» **EXERCISE DIRECTIONS**: Where a line holds the string "this", return that line.

________________________

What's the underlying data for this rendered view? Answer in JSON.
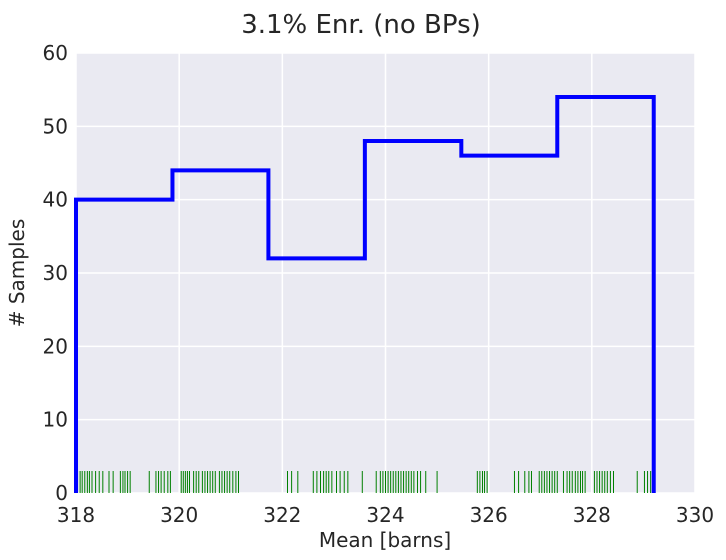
{
  "chart_data": {
    "type": "histogram",
    "title": "3.1% Enr. (no BPs)",
    "xlabel": "Mean [barns]",
    "ylabel": "# Samples",
    "xlim": [
      318,
      330
    ],
    "ylim": [
      0,
      60
    ],
    "xticks": [
      318,
      320,
      322,
      324,
      326,
      328,
      330
    ],
    "yticks": [
      0,
      10,
      20,
      30,
      40,
      50,
      60
    ],
    "grid": true,
    "background": "#eaeaf2",
    "grid_color": "#ffffff",
    "step_color": "#0000ff",
    "rug_color": "#008000",
    "bins": [
      {
        "x0": 318.0,
        "x1": 319.87,
        "count": 40
      },
      {
        "x0": 319.87,
        "x1": 321.73,
        "count": 44
      },
      {
        "x0": 321.73,
        "x1": 323.6,
        "count": 32
      },
      {
        "x0": 323.6,
        "x1": 325.47,
        "count": 48
      },
      {
        "x0": 325.47,
        "x1": 327.33,
        "count": 46
      },
      {
        "x0": 327.33,
        "x1": 329.2,
        "count": 54
      }
    ],
    "rug_samples": [
      318.03,
      318.08,
      318.12,
      318.17,
      318.22,
      318.26,
      318.31,
      318.38,
      318.45,
      318.52,
      318.64,
      318.72,
      318.86,
      318.91,
      318.95,
      319.0,
      319.05,
      319.42,
      319.55,
      319.6,
      319.65,
      319.71,
      319.78,
      319.83,
      320.04,
      320.08,
      320.12,
      320.16,
      320.2,
      320.28,
      320.33,
      320.38,
      320.45,
      320.5,
      320.55,
      320.6,
      320.65,
      320.7,
      320.78,
      320.83,
      320.88,
      320.93,
      320.98,
      321.04,
      321.1,
      321.15,
      322.1,
      322.18,
      322.3,
      322.6,
      322.67,
      322.74,
      322.8,
      322.85,
      322.9,
      322.96,
      323.05,
      323.12,
      323.2,
      323.27,
      323.55,
      323.82,
      323.9,
      323.95,
      324.0,
      324.05,
      324.1,
      324.15,
      324.2,
      324.25,
      324.3,
      324.35,
      324.4,
      324.45,
      324.5,
      324.55,
      324.62,
      324.68,
      324.78,
      325.0,
      325.78,
      325.83,
      325.88,
      325.92,
      325.97,
      326.5,
      326.58,
      326.7,
      326.78,
      326.83,
      326.98,
      327.03,
      327.08,
      327.13,
      327.18,
      327.23,
      327.28,
      327.33,
      327.45,
      327.52,
      327.57,
      327.62,
      327.68,
      327.73,
      327.78,
      327.82,
      327.87,
      328.05,
      328.1,
      328.15,
      328.2,
      328.25,
      328.3,
      328.36,
      328.42,
      328.88,
      329.02,
      329.08,
      329.14
    ]
  }
}
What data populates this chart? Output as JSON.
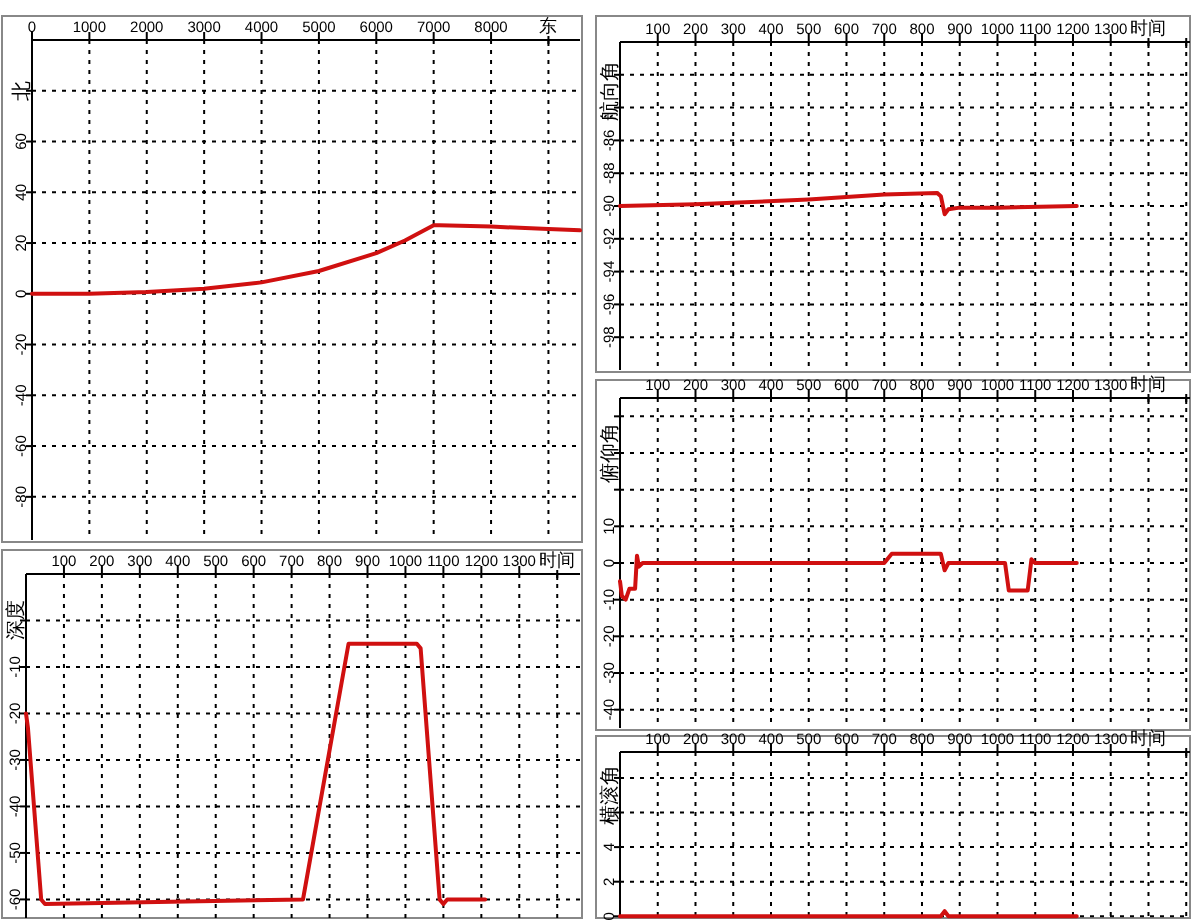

________________________

» **EXPECTED ANSWER**:
What's the underlying data for this rendered view? Answer in JSON.
What data populates this chart? Output as JSON.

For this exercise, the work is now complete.